• **Job**
Report how many lines below contain the word "videos". Give only the number.
## Begin Raw records
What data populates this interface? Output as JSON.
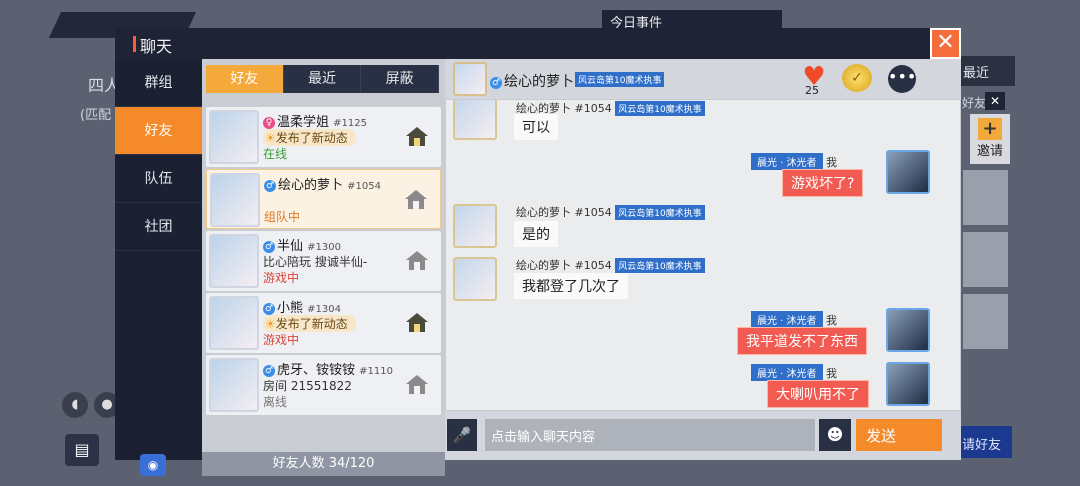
{
  "background": {
    "left_text": "四人",
    "left_sub": "(匹配",
    "event": "今日事件",
    "recent": "最近",
    "haoyou": "好友",
    "close": "✕",
    "invite": "邀请",
    "invite_plus": "+",
    "bottom_right": "请好友"
  },
  "dialog": {
    "title": "聊天",
    "close": "✕"
  },
  "sidebar": {
    "items": [
      {
        "label": "群组"
      },
      {
        "label": "好友"
      },
      {
        "label": "队伍"
      },
      {
        "label": "社团"
      }
    ]
  },
  "friends": {
    "tabs": [
      {
        "label": "好友"
      },
      {
        "label": "最近"
      },
      {
        "label": "屏蔽"
      }
    ],
    "list": [
      {
        "name": "温柔学姐",
        "num": "#1125",
        "gender": "♀",
        "sub": "发布了新动态",
        "status": "在线"
      },
      {
        "name": "绘心的萝卜",
        "num": "#1054",
        "gender": "♂",
        "sub": "",
        "status": "组队中"
      },
      {
        "name": "半仙",
        "num": "#1300",
        "gender": "♂",
        "sub": "比心陪玩 搜诚半仙-",
        "status": "游戏中"
      },
      {
        "name": "小熊",
        "num": "#1304",
        "gender": "♂",
        "sub": "发布了新动态",
        "status": "游戏中"
      },
      {
        "name": "虎牙、铵铵铵",
        "num": "#1110",
        "gender": "♂",
        "sub": "房间  21551822",
        "status": "离线"
      }
    ],
    "count": "好友人数 34/120"
  },
  "chat": {
    "header_name": "绘心的萝卜",
    "header_tag": "风云岛第10魔术执事",
    "heart_count": "25",
    "me_tag": "晨光 · 沐光者",
    "me_label": "我",
    "messages": [
      {
        "from": "other",
        "head": "绘心的萝卜 #1054",
        "tag": "风云岛第10魔术执事",
        "text": "可以"
      },
      {
        "from": "me",
        "text": "游戏坏了?"
      },
      {
        "from": "other",
        "head": "绘心的萝卜 #1054",
        "tag": "风云岛第10魔术执事",
        "text": "是的"
      },
      {
        "from": "other",
        "head": "绘心的萝卜 #1054",
        "tag": "风云岛第10魔术执事",
        "text": "我都登了几次了"
      },
      {
        "from": "me",
        "text": "我平道发不了东西"
      },
      {
        "from": "me",
        "text": "大喇叭用不了"
      }
    ],
    "input_placeholder": "点击输入聊天内容",
    "send": "发送"
  },
  "icons": {
    "more": "•••",
    "mic": "🎤",
    "emoji": "☻",
    "heart": "♥",
    "coin": "✓"
  },
  "colors": {
    "accent": "#f58a2b",
    "dark_panel": "#1b2133",
    "me_bubble": "#f15b52",
    "tag_blue": "#2f6ec9"
  }
}
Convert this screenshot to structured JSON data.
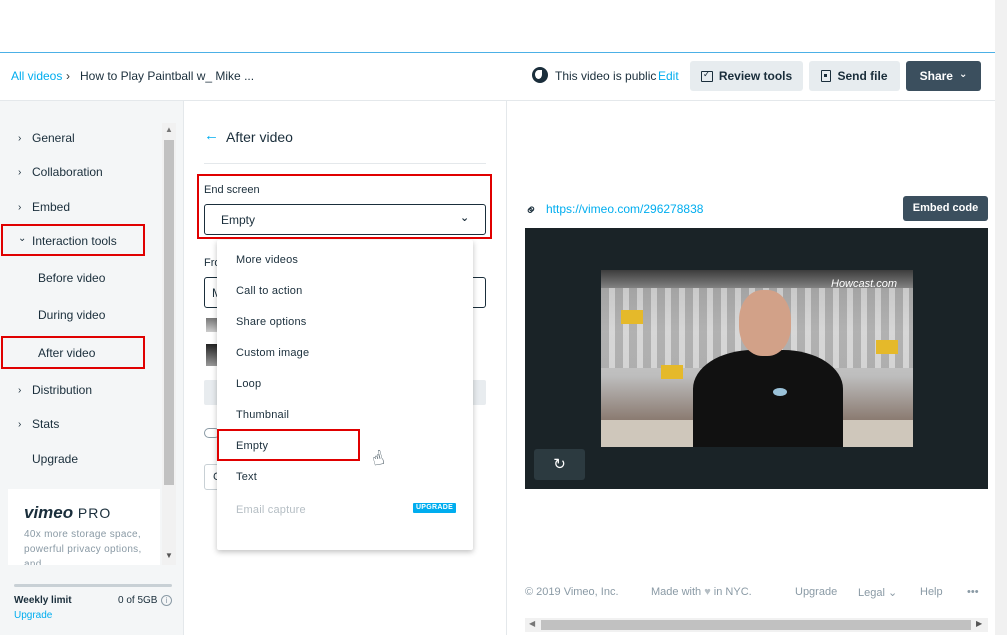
{
  "header": {
    "breadcrumb_link": "All videos",
    "breadcrumb_sep": "›",
    "video_title": "How to Play Paintball w_ Mike ...",
    "visibility_text": "This video is public",
    "edit_label": "Edit",
    "review_tools_label": "Review tools",
    "send_file_label": "Send file",
    "share_label": "Share",
    "share_chevron": "⌄"
  },
  "sidebar": {
    "items": [
      {
        "label": "General",
        "chevron": "›"
      },
      {
        "label": "Collaboration",
        "chevron": "›"
      },
      {
        "label": "Embed",
        "chevron": "›"
      },
      {
        "label": "Interaction tools",
        "chevron": "⌄"
      },
      {
        "label": "Distribution",
        "chevron": "›"
      },
      {
        "label": "Stats",
        "chevron": "›"
      }
    ],
    "sub_items": [
      "Before video",
      "During video",
      "After video"
    ],
    "upgrade_label": "Upgrade",
    "promo": {
      "logo": "vimeo",
      "logo_pro": "PRO",
      "text": "40x more storage space, powerful privacy options, and"
    },
    "weekly_limit": {
      "label": "Weekly limit",
      "value": "0 of 5GB",
      "info_icon": "i",
      "upgrade": "Upgrade",
      "used_fraction": 0
    }
  },
  "panel": {
    "back_icon": "←",
    "title": "After video",
    "end_screen_label": "End screen",
    "end_screen_value": "Empty",
    "select_chevron": "⌄",
    "hidden_label_fragment": "Fro",
    "hidden_input_fragment": "M",
    "hidden_button_fragment": "C",
    "dropdown_options": [
      {
        "label": "More videos",
        "disabled": false
      },
      {
        "label": "Call to action",
        "disabled": false
      },
      {
        "label": "Share options",
        "disabled": false
      },
      {
        "label": "Custom image",
        "disabled": false
      },
      {
        "label": "Loop",
        "disabled": false
      },
      {
        "label": "Thumbnail",
        "disabled": false
      },
      {
        "label": "Empty",
        "disabled": false
      },
      {
        "label": "Text",
        "disabled": false
      },
      {
        "label": "Email capture",
        "disabled": true
      }
    ],
    "upgrade_badge": "UPGRADE"
  },
  "preview": {
    "link_icon": "⚭",
    "video_url": "https://vimeo.com/296278838",
    "embed_code_label": "Embed code",
    "watermark": "Howcast.com",
    "replay_icon": "↻"
  },
  "footer": {
    "copyright": "© 2019 Vimeo, Inc.",
    "made_with": "Made with",
    "heart": "♥",
    "in_nyc": "in NYC.",
    "upgrade": "Upgrade",
    "legal": "Legal",
    "legal_chevron": "⌄",
    "help": "Help",
    "more": "•••"
  },
  "scrollbars": {
    "up": "▲",
    "down": "▼",
    "left": "◀",
    "right": "▶"
  },
  "colors": {
    "accent": "#00adef",
    "highlight": "#e00000",
    "dark_button": "#3b4f5e"
  }
}
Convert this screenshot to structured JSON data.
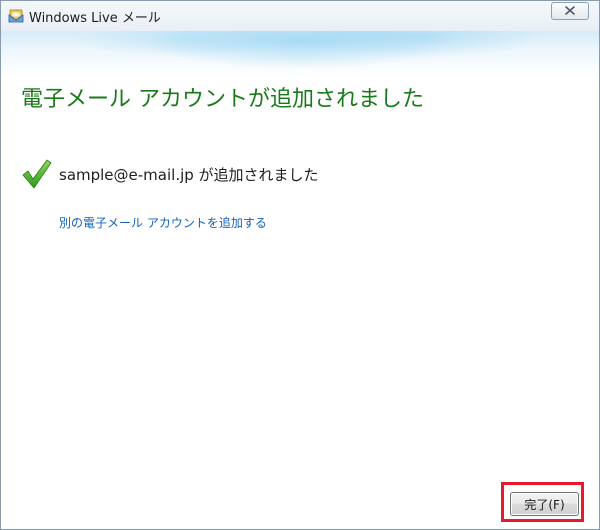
{
  "window": {
    "title": "Windows Live メール",
    "close_icon": "close-icon",
    "app_icon": "windows-live-mail-icon"
  },
  "content": {
    "heading": "電子メール アカウントが追加されました",
    "status_icon": "checkmark-icon",
    "status_message": "sample@e-mail.jp が追加されました",
    "add_another_link": "別の電子メール アカウントを追加する"
  },
  "footer": {
    "finish_button_label": "完了(F)"
  },
  "colors": {
    "heading_green": "#1a7a1a",
    "link_blue": "#1463b8",
    "highlight_red": "#e8192c",
    "check_green": "#4caf2a"
  }
}
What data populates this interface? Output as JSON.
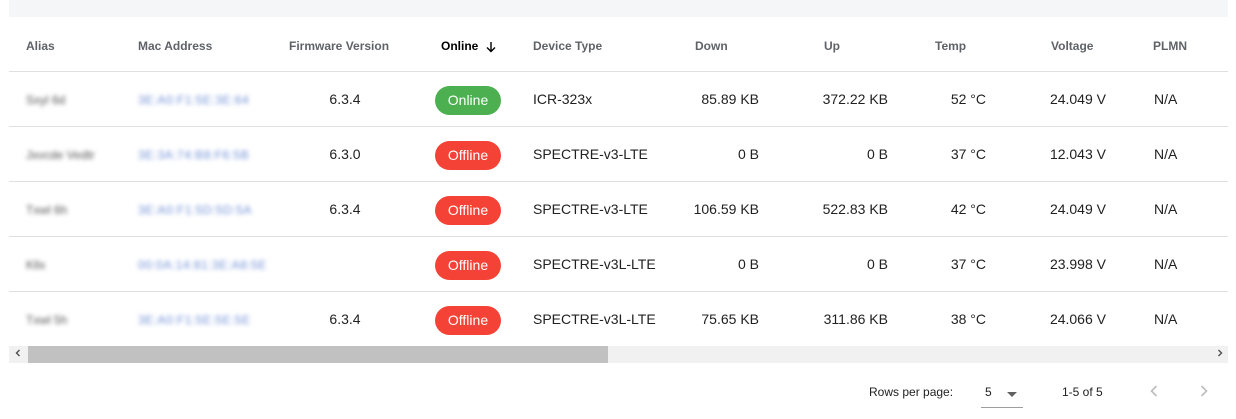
{
  "table": {
    "columns": [
      {
        "key": "alias",
        "label": "Alias"
      },
      {
        "key": "mac",
        "label": "Mac Address"
      },
      {
        "key": "firmware",
        "label": "Firmware Version"
      },
      {
        "key": "online",
        "label": "Online",
        "sorted": "descending"
      },
      {
        "key": "device_type",
        "label": "Device Type"
      },
      {
        "key": "down",
        "label": "Down"
      },
      {
        "key": "up",
        "label": "Up"
      },
      {
        "key": "temp",
        "label": "Temp"
      },
      {
        "key": "voltage",
        "label": "Voltage"
      },
      {
        "key": "plmn",
        "label": "PLMN"
      }
    ],
    "rows": [
      {
        "alias": "Sxyl 6d",
        "mac": "3E:A0:F1:5E:3E:64",
        "firmware": "6.3.4",
        "status": "Online",
        "device_type": "ICR-323x",
        "down": "85.89 KB",
        "up": "372.22 KB",
        "temp": "52 °C",
        "voltage": "24.049 V",
        "plmn": "N/A"
      },
      {
        "alias": "Jxvcde Vedtr",
        "mac": "3E:3A:74:B8:F6:5B",
        "firmware": "6.3.0",
        "status": "Offline",
        "device_type": "SPECTRE-v3-LTE",
        "down": "0 B",
        "up": "0 B",
        "temp": "37 °C",
        "voltage": "12.043 V",
        "plmn": "N/A"
      },
      {
        "alias": "Txwl 6h",
        "mac": "3E:A0:F1:5D:5D:5A",
        "firmware": "6.3.4",
        "status": "Offline",
        "device_type": "SPECTRE-v3-LTE",
        "down": "106.59 KB",
        "up": "522.83 KB",
        "temp": "42 °C",
        "voltage": "24.049 V",
        "plmn": "N/A"
      },
      {
        "alias": "Kllx",
        "mac": "00:0A:14:81:3E:A8:5E",
        "firmware": "",
        "status": "Offline",
        "device_type": "SPECTRE-v3L-LTE",
        "down": "0 B",
        "up": "0 B",
        "temp": "37 °C",
        "voltage": "23.998 V",
        "plmn": "N/A"
      },
      {
        "alias": "Txwl 5h",
        "mac": "3E:A0:F1:5E:5E:5E",
        "firmware": "6.3.4",
        "status": "Offline",
        "device_type": "SPECTRE-v3L-LTE",
        "down": "75.65 KB",
        "up": "311.86 KB",
        "temp": "38 °C",
        "voltage": "24.066 V",
        "plmn": "N/A"
      }
    ]
  },
  "scrollbar": {
    "left_icon": "chevron-left-icon",
    "right_icon": "chevron-right-icon"
  },
  "pagination": {
    "rows_per_page_label": "Rows per page:",
    "rows_per_page_value": "5",
    "range": "1-5 of 5",
    "prev_icon": "chevron-left-icon",
    "next_icon": "chevron-right-icon"
  },
  "colors": {
    "online": "#4caf50",
    "offline": "#f44336",
    "link": "#6f8fd6"
  }
}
## End Raw records
• **Expected answer**
2